Records for this task ::

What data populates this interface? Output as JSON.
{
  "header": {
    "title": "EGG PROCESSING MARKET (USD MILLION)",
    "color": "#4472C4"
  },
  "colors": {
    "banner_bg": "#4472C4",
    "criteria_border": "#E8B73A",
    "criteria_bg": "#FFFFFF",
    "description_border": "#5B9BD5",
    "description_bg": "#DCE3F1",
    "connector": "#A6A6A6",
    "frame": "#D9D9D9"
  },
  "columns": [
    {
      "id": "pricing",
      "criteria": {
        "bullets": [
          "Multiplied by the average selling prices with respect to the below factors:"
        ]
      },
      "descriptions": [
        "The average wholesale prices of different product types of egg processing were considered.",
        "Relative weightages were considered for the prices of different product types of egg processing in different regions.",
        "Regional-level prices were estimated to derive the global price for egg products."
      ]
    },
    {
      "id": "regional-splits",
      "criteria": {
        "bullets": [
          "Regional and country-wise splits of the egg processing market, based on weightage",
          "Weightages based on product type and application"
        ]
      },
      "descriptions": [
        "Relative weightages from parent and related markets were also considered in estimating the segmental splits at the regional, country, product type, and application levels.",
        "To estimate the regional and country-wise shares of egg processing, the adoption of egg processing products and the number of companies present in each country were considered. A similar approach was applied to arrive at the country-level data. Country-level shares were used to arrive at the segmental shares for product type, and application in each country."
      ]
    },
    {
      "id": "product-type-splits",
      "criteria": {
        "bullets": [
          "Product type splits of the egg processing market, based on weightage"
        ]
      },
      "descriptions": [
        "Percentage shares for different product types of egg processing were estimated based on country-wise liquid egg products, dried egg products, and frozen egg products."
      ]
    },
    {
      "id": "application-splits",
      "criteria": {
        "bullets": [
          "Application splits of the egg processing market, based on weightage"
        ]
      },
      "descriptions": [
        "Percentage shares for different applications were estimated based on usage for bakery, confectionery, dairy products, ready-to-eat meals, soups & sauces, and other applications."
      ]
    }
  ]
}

The request :: Quote all the records. Keep every word exact.

Result of the task ::
What data populates this interface? Output as JSON.
{
  "header": {
    "title": "EGG PROCESSING MARKET (USD MILLION)",
    "color": "#4472C4"
  },
  "colors": {
    "banner_bg": "#4472C4",
    "criteria_border": "#E8B73A",
    "criteria_bg": "#FFFFFF",
    "description_border": "#5B9BD5",
    "description_bg": "#DCE3F1",
    "connector": "#A6A6A6",
    "frame": "#D9D9D9"
  },
  "columns": [
    {
      "id": "pricing",
      "criteria": {
        "bullets": [
          "Multiplied by the average selling prices with respect to the below factors:"
        ]
      },
      "descriptions": [
        "The average wholesale prices of different product types of egg processing were considered.",
        "Relative weightages were considered for the prices of different product types of egg processing in different regions.",
        "Regional-level prices were estimated to derive the global price for egg products."
      ]
    },
    {
      "id": "regional-splits",
      "criteria": {
        "bullets": [
          "Regional and country-wise splits of the egg processing market, based on weightage",
          "Weightages based on product type and application"
        ]
      },
      "descriptions": [
        "Relative weightages from parent and related markets were also considered in estimating the segmental splits at the regional, country, product type, and application levels.",
        "To estimate the regional and country-wise shares of egg processing, the adoption of egg processing products and the number of companies present in each country were considered. A similar approach was applied to arrive at the country-level data. Country-level shares were used to arrive at the segmental shares for product type, and application in each country."
      ]
    },
    {
      "id": "product-type-splits",
      "criteria": {
        "bullets": [
          "Product type splits of the egg processing market, based on weightage"
        ]
      },
      "descriptions": [
        "Percentage shares for different product types of egg processing were estimated based on country-wise liquid egg products, dried egg products, and frozen egg products."
      ]
    },
    {
      "id": "application-splits",
      "criteria": {
        "bullets": [
          "Application splits of the egg processing market, based on weightage"
        ]
      },
      "descriptions": [
        "Percentage shares for different applications were estimated based on usage for bakery, confectionery, dairy products, ready-to-eat meals, soups & sauces, and other applications."
      ]
    }
  ]
}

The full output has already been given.